-- Stored data start --
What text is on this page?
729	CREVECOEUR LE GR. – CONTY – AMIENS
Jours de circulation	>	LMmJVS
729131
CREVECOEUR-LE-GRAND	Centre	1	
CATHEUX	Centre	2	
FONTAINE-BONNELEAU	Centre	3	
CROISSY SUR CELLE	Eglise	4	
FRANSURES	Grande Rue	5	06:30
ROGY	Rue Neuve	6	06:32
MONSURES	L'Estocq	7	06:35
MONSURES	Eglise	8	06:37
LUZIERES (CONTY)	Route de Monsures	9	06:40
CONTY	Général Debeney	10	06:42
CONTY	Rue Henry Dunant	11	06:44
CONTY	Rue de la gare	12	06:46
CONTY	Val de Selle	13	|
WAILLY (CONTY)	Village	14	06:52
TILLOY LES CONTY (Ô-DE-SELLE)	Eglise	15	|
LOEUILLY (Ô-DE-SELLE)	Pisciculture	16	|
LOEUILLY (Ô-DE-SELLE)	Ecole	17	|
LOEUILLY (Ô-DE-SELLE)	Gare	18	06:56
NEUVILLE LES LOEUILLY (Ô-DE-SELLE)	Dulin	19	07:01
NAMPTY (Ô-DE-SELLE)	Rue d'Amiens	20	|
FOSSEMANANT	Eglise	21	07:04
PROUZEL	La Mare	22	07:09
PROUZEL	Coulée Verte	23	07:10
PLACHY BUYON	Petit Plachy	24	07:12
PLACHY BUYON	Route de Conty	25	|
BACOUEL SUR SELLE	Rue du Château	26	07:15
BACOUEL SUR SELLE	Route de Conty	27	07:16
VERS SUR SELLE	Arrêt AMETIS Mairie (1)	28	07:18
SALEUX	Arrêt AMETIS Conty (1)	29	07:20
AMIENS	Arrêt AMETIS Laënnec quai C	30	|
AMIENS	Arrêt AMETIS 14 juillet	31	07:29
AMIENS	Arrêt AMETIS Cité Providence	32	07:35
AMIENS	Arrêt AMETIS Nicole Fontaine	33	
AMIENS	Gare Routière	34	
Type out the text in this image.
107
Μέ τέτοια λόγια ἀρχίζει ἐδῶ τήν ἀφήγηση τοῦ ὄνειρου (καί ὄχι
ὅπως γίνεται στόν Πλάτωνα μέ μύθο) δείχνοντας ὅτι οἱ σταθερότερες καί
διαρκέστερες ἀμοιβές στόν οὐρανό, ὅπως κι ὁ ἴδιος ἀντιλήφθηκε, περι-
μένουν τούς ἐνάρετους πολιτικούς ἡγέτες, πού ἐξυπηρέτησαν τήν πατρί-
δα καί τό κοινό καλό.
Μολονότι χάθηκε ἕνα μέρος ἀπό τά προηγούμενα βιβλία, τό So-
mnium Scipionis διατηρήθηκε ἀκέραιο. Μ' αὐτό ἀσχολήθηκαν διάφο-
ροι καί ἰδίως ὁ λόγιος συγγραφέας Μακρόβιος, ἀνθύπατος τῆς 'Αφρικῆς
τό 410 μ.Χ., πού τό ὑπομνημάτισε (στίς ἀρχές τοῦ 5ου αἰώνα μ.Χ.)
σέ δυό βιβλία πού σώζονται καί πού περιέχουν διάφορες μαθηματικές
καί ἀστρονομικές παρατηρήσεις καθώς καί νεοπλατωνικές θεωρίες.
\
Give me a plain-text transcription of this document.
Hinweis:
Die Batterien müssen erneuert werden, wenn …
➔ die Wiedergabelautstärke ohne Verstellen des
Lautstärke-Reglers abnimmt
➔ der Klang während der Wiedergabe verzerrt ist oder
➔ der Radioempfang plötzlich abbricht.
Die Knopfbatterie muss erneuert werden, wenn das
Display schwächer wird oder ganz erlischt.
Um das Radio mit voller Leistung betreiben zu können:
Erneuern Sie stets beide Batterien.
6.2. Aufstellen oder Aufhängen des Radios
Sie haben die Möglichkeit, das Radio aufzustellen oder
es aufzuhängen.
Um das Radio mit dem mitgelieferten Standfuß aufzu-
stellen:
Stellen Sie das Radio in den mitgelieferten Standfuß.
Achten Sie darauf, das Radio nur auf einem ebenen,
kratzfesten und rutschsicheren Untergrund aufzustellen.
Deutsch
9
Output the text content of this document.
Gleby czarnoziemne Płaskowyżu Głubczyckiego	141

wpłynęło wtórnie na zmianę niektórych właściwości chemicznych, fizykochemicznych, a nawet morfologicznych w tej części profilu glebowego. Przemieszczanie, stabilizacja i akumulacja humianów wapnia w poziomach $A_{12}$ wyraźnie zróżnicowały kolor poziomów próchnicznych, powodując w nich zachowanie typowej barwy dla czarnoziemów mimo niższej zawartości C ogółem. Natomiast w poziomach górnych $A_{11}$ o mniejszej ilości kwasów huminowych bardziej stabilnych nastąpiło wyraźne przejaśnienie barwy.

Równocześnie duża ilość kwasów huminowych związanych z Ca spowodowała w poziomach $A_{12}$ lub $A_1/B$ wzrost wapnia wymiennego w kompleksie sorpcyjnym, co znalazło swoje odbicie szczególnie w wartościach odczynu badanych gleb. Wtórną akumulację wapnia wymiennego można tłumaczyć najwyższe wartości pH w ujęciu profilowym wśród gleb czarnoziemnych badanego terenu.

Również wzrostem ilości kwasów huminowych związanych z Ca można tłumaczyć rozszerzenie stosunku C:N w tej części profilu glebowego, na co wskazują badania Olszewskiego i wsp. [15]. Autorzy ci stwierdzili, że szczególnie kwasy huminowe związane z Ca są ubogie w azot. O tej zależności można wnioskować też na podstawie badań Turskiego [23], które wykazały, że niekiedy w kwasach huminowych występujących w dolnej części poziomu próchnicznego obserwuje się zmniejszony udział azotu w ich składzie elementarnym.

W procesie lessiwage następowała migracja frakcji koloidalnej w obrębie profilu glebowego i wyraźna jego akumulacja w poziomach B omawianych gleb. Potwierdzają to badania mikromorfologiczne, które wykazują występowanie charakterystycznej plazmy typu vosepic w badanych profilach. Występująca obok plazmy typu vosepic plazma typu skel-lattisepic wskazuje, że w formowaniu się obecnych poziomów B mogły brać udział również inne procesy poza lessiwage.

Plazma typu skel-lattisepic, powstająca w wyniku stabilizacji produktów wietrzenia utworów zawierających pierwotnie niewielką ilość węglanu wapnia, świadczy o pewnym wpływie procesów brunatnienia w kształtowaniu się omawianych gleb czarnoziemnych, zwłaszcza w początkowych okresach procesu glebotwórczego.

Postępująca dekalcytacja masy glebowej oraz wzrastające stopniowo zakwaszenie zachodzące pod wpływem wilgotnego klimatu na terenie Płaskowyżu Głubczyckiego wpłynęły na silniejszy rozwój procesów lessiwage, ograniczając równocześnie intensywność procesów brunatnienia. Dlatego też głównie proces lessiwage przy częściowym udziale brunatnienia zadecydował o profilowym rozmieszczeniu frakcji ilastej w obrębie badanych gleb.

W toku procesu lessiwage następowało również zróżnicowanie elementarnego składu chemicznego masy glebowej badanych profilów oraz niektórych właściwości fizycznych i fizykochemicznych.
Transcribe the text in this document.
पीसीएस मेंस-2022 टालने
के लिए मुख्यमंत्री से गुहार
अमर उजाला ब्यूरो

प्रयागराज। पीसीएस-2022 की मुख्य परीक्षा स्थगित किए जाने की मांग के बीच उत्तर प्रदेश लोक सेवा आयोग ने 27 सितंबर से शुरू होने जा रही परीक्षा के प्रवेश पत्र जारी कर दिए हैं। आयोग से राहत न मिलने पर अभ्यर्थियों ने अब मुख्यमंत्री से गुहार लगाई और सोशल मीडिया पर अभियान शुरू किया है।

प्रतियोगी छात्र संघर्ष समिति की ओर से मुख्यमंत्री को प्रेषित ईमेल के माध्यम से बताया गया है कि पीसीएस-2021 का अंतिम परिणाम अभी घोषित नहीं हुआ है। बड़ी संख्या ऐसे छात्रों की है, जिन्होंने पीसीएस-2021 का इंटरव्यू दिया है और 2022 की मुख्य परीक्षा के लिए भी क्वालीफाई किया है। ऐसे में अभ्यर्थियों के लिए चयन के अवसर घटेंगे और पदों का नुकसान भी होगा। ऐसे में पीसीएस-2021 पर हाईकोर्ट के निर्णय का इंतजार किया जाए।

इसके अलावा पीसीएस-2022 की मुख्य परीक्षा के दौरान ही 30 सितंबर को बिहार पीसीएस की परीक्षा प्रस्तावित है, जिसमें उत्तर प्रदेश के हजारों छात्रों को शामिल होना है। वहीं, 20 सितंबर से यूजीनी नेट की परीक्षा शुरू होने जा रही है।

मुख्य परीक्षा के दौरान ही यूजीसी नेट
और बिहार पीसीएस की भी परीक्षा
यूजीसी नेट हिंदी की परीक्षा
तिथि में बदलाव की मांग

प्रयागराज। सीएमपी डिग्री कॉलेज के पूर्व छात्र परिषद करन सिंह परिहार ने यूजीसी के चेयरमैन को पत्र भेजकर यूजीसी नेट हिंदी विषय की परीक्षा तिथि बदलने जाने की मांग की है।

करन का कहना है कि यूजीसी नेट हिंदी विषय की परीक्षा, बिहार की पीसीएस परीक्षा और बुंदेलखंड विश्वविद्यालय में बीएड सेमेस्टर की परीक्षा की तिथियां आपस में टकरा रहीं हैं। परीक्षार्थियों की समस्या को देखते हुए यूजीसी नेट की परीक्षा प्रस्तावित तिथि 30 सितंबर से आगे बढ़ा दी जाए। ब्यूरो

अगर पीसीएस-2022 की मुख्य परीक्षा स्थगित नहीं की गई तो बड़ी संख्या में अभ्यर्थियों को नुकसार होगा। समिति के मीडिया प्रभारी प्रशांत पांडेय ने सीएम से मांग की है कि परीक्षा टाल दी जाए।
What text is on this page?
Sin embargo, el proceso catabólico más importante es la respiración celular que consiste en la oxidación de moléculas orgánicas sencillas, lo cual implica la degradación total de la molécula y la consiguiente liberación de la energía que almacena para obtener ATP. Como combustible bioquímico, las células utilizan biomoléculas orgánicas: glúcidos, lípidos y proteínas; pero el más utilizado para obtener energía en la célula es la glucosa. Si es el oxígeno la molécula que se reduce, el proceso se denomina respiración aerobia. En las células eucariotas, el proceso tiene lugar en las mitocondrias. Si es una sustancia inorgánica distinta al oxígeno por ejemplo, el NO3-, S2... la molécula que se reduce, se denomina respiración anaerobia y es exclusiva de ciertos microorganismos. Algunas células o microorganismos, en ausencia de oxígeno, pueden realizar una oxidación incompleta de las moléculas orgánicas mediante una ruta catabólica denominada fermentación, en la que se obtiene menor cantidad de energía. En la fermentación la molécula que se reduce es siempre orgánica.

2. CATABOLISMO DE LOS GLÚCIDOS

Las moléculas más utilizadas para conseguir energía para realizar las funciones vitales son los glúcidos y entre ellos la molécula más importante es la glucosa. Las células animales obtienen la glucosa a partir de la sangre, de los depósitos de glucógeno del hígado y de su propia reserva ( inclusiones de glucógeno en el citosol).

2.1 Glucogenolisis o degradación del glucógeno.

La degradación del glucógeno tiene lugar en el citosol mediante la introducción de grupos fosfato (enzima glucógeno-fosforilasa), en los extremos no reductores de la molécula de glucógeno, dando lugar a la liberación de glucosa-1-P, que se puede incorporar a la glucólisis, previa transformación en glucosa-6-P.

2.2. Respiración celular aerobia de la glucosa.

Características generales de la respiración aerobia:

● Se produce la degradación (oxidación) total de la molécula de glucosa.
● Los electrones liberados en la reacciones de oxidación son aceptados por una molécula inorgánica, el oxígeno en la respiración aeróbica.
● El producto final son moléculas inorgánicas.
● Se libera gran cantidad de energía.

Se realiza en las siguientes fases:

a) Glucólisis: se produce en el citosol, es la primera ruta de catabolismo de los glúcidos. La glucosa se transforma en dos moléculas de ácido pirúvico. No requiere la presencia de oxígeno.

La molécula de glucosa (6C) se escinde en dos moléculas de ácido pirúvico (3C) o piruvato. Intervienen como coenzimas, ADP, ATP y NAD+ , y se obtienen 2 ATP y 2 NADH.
-- Stored data end --
* Goal *
Note each line of the entries that has "ὅπως" in it, and copy those lines.

* Answer for this exercise *
ὅπως γίνεται στόν Πλάτωνα μέ μύθο) δείχνοντας ὅτι οἱ σταθερότερες καί
διαρκέστερες ἀμοιβές στόν οὐρανό, ὅπως κι ὁ ἴδιος ἀντιλήφθηκε, περι-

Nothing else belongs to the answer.